Read the lines below and count those that have the word "Aceitar". Respond with the number only.
==== RECORDS SHOWN ====
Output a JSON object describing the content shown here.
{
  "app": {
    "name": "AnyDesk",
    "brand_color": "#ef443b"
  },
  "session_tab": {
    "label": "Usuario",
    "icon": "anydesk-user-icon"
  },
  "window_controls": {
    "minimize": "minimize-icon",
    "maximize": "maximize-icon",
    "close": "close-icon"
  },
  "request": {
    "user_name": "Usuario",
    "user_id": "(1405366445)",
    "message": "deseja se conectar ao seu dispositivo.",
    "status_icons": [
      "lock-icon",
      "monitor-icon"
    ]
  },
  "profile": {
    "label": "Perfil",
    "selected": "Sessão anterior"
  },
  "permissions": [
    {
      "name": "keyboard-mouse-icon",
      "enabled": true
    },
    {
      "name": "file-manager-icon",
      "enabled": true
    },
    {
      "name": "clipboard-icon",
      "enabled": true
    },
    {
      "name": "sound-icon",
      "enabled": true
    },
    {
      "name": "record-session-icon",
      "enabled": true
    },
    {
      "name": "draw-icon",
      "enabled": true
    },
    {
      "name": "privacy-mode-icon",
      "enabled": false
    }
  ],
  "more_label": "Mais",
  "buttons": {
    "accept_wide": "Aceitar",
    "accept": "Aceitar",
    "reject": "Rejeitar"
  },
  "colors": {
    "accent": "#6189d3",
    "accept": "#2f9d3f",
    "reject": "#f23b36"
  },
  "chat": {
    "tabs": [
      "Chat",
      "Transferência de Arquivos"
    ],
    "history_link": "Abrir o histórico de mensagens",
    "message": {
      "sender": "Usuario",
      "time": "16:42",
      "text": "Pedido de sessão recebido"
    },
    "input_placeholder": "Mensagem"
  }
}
====
EXERCISE RESPONSE → 2